■ WHAT THE TASK ASKS
Search the data for the string "kind" and gather each line it is in.

____ GIVEN DATA

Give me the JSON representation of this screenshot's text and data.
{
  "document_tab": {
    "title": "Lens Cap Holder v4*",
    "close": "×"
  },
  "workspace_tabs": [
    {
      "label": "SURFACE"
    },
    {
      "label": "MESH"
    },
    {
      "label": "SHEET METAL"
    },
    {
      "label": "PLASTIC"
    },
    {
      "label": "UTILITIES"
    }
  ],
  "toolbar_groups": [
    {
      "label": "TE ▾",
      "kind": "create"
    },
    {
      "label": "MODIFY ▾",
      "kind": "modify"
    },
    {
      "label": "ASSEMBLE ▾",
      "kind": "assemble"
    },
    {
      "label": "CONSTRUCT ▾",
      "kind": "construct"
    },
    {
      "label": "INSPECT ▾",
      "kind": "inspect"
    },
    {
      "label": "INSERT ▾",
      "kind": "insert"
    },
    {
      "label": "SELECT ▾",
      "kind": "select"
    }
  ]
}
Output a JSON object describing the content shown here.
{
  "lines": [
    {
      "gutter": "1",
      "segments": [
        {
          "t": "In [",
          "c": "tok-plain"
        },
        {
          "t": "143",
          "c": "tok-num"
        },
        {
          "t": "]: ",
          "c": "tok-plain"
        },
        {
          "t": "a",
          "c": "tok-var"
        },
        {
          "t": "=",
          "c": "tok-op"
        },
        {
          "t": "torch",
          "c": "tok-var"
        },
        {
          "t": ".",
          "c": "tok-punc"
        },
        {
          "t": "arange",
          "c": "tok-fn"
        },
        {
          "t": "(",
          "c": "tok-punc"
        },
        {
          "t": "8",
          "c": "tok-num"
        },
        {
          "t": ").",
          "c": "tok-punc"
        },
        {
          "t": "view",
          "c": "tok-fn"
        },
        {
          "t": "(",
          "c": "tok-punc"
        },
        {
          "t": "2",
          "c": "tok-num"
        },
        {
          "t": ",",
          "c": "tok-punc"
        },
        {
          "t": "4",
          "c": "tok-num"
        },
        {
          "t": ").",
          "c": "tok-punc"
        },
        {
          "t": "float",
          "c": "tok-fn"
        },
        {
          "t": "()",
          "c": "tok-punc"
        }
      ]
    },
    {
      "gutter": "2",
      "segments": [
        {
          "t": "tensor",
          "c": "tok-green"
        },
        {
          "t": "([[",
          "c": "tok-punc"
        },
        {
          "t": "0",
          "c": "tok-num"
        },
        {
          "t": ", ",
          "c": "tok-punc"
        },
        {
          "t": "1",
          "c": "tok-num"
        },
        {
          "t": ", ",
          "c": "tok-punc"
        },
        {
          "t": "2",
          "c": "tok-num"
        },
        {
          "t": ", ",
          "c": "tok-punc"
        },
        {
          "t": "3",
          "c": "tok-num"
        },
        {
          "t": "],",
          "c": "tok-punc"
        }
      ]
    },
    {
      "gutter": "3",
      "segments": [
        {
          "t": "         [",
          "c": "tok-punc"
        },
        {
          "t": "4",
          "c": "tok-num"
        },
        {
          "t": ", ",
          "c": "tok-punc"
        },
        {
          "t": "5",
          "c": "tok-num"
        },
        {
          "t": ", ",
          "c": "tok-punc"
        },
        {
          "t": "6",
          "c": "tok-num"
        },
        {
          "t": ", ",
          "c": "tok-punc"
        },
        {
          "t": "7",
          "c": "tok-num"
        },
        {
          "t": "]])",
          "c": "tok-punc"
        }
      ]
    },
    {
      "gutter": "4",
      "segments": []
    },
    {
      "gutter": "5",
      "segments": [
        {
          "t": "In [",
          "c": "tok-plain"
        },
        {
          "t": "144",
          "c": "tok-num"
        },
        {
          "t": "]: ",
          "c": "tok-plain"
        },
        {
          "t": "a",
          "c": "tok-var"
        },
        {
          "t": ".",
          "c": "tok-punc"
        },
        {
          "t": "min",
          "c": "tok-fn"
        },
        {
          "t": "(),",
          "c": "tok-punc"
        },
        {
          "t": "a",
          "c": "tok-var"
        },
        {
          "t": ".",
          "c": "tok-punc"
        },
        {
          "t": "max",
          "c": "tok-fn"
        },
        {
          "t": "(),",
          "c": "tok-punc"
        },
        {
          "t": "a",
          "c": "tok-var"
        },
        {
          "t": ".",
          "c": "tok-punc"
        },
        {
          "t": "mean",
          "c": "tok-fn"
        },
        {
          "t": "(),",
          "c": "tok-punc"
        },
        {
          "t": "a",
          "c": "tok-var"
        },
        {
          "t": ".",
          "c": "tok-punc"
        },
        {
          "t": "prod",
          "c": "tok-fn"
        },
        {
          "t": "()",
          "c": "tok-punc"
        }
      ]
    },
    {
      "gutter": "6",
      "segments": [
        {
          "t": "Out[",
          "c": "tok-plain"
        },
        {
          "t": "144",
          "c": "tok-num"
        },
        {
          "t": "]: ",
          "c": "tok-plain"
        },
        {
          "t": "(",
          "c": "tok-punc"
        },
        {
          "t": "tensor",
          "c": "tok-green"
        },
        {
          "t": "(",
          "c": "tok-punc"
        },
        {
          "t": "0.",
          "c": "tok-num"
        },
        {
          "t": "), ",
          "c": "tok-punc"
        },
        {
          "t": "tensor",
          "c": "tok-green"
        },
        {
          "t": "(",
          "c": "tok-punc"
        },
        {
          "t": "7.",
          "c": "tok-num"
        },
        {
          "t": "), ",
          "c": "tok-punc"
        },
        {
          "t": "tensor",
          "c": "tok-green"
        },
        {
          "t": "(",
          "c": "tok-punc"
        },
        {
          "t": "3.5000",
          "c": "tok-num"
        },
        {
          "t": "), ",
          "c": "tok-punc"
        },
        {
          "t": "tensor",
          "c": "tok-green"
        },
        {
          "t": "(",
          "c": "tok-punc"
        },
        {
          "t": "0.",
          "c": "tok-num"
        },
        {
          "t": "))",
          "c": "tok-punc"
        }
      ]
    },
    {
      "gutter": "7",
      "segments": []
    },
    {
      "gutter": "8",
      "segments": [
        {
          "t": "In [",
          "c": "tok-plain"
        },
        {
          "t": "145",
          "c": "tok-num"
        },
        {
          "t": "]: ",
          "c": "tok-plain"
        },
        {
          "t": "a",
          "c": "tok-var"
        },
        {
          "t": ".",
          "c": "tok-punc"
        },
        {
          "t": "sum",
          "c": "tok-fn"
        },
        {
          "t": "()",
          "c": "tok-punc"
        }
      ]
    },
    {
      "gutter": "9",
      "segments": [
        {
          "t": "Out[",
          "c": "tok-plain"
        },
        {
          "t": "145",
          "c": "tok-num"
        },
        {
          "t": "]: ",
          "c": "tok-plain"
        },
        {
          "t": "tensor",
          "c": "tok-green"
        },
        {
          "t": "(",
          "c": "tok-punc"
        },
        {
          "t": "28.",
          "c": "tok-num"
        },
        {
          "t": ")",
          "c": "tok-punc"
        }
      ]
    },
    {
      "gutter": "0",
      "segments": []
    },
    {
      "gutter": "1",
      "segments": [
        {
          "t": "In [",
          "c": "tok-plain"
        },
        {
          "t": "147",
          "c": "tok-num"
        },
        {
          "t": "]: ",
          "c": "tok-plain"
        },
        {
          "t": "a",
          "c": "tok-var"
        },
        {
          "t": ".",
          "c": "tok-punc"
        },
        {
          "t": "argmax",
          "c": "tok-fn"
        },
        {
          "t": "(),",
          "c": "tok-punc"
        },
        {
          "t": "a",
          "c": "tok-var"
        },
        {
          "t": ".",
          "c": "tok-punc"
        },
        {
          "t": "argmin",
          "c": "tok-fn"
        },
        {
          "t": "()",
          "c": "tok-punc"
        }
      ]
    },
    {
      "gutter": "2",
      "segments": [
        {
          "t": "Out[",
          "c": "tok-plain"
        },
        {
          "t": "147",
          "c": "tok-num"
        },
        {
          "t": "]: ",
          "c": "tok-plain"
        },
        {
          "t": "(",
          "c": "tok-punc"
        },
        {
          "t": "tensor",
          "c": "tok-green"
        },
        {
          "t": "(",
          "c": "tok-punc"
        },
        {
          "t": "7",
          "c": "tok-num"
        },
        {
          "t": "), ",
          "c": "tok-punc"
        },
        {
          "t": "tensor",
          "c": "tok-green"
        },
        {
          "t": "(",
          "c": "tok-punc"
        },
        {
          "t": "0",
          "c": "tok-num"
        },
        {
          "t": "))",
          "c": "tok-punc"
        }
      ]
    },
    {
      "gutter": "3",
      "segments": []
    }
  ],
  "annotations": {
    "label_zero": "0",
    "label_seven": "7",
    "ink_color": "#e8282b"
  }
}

________

■ CORRECT OUTPUT
      "kind": "create"
      "kind": "modify"
      "kind": "assemble"
      "kind": "construct"
      "kind": "inspect"
      "kind": "insert"
      "kind": "select"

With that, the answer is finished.